Exercise ->
Identify the lines that contain the string "html" and report only how many there are.

-------- Records provided --------

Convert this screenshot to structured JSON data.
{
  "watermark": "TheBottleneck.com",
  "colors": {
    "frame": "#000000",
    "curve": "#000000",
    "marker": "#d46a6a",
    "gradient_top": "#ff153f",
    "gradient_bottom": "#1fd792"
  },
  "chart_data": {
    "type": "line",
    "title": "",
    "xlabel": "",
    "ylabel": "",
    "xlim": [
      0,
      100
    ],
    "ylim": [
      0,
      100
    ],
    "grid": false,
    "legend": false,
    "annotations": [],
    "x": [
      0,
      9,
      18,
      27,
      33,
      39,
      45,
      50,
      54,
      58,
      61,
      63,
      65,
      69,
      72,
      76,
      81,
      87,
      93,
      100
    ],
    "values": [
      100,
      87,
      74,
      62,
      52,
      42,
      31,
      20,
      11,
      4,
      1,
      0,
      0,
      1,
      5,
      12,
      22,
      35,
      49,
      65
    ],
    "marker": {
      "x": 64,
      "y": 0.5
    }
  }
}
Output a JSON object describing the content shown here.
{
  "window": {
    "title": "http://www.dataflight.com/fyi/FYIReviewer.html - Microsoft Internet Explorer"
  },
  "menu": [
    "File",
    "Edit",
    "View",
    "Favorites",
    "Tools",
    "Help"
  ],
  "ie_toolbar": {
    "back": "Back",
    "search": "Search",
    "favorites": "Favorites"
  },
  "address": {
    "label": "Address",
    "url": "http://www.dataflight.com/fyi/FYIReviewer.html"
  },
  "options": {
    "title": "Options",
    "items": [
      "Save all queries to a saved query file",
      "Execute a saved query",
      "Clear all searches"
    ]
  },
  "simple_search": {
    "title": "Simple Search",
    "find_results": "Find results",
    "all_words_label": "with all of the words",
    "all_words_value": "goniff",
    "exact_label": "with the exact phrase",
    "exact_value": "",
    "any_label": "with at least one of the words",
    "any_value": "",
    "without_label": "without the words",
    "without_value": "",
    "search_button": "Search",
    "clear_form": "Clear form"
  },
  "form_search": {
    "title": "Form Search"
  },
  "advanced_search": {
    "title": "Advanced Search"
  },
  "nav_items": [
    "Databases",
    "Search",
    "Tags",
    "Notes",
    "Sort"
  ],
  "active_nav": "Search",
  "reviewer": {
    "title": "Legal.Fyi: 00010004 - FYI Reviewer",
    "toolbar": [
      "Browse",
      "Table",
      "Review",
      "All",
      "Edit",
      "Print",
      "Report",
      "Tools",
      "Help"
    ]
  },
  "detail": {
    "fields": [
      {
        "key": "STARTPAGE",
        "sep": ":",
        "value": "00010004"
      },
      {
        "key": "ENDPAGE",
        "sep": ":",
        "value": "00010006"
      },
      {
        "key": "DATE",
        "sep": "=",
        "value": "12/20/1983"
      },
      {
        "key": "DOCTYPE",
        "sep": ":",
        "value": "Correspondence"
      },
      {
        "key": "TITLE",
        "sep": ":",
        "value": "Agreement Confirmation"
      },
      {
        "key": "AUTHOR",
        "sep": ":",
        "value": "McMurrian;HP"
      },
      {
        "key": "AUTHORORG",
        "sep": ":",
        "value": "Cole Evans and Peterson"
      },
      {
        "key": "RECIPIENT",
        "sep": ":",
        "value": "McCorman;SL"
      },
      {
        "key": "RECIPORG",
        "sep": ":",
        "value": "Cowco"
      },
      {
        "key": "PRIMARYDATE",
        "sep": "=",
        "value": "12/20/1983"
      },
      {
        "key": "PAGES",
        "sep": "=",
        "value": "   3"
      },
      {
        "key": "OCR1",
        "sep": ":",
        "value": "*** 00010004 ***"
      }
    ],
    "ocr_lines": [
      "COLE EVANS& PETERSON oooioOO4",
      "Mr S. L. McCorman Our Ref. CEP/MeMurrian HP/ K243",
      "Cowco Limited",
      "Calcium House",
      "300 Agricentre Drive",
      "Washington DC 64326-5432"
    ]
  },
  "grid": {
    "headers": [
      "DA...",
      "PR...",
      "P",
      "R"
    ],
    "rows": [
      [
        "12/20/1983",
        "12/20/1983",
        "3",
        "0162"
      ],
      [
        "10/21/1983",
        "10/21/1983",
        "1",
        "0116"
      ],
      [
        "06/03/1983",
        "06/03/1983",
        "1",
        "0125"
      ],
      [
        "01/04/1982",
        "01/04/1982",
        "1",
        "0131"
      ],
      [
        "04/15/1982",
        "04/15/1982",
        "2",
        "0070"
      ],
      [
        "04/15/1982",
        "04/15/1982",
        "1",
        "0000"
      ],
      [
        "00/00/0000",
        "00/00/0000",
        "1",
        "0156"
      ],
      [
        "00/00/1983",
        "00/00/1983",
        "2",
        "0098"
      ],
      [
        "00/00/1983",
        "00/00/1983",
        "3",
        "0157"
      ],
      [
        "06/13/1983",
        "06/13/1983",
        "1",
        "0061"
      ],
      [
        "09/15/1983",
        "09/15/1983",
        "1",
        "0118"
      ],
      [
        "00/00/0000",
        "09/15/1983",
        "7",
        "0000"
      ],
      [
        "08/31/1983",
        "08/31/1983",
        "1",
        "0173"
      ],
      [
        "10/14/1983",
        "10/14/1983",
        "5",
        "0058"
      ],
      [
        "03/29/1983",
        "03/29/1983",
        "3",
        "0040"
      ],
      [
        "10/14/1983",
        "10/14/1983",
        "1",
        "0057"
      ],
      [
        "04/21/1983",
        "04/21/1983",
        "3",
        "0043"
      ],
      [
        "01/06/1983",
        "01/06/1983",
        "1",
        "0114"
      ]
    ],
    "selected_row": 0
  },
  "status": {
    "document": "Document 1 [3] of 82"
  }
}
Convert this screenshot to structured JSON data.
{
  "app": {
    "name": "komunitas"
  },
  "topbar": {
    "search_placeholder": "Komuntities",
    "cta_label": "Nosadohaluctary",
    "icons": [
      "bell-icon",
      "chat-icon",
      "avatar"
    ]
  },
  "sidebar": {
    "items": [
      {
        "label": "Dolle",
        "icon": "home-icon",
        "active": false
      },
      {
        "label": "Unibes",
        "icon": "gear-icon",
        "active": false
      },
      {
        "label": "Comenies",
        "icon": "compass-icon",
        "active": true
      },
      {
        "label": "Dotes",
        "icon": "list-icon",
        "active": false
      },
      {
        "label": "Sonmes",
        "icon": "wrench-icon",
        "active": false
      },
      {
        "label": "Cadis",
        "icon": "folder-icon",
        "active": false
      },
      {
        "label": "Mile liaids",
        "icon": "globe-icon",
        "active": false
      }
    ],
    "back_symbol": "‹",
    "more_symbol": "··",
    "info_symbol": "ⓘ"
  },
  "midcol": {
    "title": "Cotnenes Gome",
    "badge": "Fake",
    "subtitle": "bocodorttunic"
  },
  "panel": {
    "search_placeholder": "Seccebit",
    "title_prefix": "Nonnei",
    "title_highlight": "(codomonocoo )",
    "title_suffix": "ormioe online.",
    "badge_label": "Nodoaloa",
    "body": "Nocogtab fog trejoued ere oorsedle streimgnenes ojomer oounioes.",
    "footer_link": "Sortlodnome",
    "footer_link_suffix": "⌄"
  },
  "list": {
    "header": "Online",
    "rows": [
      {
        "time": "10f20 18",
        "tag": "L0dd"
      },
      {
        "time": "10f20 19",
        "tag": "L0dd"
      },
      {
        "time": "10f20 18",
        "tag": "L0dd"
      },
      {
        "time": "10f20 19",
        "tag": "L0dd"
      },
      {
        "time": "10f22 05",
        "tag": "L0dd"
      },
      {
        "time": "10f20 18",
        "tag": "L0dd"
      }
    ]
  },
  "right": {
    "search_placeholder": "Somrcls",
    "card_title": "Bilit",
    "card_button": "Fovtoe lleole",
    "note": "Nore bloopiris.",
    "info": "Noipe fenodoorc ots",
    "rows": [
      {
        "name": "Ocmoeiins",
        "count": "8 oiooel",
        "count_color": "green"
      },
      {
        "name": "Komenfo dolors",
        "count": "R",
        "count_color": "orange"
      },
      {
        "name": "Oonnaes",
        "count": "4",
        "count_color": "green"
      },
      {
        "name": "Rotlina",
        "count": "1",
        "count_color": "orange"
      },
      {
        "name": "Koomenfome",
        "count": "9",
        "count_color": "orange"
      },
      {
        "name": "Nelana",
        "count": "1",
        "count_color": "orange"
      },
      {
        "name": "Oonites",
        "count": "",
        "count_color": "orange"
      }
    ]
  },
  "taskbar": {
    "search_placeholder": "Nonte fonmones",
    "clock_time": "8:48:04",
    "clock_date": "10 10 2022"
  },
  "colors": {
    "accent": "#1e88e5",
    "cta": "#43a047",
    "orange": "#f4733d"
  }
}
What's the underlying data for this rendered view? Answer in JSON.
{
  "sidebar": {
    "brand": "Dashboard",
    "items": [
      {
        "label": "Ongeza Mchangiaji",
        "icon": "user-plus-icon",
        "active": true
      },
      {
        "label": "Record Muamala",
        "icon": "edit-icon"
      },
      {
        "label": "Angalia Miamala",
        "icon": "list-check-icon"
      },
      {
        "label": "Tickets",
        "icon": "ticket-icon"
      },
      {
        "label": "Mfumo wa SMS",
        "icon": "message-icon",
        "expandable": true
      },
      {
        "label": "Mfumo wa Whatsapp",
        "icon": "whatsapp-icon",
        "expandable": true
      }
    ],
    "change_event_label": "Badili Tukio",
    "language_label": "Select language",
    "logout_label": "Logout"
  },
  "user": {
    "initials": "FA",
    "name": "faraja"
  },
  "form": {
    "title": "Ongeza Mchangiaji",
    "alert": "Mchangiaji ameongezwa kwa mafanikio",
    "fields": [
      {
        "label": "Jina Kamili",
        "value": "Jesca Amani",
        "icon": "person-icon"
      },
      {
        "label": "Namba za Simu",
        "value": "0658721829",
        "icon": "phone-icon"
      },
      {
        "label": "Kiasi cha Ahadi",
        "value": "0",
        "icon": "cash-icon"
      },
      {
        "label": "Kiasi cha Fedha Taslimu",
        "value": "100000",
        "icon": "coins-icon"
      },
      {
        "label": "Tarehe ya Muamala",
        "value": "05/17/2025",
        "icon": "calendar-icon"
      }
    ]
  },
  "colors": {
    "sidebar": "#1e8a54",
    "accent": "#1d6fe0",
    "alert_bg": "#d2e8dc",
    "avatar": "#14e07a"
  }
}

--------

Result of this task ->
2